-- START OF Records supplied --

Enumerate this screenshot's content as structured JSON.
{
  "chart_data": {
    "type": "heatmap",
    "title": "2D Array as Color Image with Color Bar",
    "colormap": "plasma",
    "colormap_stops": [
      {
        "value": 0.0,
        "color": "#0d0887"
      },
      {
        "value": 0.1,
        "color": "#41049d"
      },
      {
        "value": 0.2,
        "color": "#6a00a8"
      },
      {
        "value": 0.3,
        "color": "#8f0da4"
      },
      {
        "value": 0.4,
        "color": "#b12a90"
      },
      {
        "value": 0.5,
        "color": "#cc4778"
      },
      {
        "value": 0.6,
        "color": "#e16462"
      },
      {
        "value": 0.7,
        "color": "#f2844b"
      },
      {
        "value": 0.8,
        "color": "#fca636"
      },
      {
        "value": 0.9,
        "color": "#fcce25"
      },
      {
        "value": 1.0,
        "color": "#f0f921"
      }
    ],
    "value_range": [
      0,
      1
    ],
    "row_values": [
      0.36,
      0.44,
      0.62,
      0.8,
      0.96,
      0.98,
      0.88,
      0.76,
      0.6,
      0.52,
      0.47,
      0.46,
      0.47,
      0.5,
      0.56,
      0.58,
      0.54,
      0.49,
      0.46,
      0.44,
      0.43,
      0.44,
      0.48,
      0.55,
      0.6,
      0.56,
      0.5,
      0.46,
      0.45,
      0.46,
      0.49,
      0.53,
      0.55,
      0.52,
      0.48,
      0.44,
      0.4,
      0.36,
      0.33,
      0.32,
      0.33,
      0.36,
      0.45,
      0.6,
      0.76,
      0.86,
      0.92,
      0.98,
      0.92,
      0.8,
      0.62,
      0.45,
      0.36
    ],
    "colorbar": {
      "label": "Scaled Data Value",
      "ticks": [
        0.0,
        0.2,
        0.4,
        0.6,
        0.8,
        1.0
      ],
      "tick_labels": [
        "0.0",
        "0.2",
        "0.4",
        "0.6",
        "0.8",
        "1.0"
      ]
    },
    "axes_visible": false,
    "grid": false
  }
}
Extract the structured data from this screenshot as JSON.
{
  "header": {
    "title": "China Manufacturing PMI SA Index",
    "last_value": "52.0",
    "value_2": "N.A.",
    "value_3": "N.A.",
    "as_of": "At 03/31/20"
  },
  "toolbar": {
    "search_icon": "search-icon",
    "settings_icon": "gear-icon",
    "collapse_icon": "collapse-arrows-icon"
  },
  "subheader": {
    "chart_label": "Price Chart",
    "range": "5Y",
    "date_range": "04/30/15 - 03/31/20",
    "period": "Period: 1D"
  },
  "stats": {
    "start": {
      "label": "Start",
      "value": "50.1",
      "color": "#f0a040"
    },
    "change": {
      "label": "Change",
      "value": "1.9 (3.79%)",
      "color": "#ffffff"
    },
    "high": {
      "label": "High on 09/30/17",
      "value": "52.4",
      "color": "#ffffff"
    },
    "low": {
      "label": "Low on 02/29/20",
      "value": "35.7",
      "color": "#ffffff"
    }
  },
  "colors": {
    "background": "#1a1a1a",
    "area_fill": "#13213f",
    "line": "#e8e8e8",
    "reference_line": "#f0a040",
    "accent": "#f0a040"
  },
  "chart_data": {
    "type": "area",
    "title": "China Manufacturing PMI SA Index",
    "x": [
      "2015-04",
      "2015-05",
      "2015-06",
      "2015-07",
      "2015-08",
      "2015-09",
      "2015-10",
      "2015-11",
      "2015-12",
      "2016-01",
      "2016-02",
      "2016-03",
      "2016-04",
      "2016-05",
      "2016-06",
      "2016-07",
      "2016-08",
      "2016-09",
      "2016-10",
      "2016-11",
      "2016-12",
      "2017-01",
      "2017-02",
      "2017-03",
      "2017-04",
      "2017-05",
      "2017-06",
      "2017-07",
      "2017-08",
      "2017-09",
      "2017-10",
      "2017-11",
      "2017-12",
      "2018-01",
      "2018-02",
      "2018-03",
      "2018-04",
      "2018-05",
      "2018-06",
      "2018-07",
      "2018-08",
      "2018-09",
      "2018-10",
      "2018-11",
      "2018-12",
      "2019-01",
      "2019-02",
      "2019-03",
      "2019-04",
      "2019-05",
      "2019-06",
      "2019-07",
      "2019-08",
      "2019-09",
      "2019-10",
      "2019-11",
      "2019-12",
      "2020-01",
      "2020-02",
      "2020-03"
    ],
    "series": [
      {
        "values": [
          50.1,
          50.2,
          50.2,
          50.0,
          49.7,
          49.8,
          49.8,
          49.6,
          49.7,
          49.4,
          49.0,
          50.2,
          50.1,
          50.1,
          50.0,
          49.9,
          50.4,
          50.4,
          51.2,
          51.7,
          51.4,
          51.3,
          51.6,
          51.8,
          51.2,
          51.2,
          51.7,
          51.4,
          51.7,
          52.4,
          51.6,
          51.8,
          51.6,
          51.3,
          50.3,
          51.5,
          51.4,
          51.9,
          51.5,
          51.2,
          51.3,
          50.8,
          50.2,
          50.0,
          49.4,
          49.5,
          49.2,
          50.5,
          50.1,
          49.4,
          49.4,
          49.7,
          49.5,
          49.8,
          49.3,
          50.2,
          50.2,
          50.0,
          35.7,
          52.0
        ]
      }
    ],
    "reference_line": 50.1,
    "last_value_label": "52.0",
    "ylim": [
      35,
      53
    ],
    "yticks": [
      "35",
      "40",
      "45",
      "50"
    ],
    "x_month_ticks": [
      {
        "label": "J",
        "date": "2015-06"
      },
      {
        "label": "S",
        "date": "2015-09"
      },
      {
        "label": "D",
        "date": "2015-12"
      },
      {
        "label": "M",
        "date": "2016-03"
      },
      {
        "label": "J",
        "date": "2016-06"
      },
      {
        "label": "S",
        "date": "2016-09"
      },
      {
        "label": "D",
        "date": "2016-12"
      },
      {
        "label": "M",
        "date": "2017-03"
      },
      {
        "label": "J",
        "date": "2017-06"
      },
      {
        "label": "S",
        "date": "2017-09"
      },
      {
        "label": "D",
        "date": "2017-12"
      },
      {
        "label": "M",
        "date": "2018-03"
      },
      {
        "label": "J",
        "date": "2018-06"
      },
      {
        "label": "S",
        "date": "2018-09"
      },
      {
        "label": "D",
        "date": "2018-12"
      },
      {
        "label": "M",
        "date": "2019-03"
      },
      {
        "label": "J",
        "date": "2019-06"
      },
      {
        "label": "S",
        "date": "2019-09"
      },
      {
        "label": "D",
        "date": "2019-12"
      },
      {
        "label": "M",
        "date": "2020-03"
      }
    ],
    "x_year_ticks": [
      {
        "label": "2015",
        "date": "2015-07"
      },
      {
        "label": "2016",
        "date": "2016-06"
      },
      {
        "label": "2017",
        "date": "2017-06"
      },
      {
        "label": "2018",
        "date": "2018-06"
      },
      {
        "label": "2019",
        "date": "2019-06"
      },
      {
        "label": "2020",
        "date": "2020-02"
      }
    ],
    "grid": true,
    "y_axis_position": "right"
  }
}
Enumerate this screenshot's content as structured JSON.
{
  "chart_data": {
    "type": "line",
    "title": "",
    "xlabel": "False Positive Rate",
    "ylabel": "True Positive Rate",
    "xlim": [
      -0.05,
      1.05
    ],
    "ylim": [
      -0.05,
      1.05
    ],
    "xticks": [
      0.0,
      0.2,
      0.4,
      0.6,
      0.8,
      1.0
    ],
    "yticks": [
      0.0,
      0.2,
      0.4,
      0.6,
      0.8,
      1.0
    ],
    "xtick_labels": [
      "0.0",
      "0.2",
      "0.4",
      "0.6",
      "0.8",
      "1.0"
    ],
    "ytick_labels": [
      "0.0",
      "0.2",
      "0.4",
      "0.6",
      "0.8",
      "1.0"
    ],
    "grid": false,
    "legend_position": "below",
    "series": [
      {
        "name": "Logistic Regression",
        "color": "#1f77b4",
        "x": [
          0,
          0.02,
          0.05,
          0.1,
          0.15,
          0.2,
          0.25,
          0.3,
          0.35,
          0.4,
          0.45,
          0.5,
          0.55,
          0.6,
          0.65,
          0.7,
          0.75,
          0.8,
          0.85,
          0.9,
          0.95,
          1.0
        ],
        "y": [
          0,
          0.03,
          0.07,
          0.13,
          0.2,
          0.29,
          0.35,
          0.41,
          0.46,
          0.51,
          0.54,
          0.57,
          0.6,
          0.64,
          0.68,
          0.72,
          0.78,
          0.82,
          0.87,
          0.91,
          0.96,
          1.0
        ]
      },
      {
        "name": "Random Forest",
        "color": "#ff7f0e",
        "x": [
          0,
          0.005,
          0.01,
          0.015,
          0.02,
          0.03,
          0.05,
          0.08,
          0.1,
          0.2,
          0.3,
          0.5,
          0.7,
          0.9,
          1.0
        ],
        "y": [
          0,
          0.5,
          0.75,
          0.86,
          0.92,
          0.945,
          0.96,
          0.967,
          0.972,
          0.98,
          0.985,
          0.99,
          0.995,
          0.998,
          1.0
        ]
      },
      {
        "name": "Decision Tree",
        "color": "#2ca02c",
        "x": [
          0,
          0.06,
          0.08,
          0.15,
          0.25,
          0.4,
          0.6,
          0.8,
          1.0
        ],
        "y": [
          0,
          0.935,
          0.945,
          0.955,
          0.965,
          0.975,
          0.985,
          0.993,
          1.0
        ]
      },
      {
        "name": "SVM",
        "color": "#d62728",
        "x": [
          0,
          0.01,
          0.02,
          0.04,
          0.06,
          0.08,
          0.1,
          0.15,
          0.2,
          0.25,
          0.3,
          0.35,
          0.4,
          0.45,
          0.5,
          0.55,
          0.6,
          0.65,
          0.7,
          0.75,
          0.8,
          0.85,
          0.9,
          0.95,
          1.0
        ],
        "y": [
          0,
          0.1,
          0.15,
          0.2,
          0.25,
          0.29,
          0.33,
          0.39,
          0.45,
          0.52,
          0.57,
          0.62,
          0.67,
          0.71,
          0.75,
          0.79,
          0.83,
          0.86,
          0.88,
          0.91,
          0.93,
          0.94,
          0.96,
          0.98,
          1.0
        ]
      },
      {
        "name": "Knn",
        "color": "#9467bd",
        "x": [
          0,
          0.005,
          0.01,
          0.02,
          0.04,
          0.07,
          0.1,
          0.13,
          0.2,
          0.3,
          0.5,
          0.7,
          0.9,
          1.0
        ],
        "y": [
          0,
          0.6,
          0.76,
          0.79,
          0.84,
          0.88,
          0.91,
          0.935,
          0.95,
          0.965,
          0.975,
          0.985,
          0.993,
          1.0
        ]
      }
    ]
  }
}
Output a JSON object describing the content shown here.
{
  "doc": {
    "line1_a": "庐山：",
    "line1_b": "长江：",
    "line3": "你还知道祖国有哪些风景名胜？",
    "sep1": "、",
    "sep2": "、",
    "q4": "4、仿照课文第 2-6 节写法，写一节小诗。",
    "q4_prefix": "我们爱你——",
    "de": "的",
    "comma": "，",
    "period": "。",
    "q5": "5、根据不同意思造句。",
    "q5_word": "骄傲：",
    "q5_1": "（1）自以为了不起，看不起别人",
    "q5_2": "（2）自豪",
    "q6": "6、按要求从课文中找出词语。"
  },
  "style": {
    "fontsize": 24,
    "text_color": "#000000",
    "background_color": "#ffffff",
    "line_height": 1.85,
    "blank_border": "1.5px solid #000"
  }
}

-- END OF Records supplied --

■ **Your task**: Copy every line above that includes the string "title".

■ **Written response**:
    "title": "2D Array as Color Image with Color Bar",
    "title": "China Manufacturing PMI SA Index",
    "title": "China Manufacturing PMI SA Index",
    "title": "",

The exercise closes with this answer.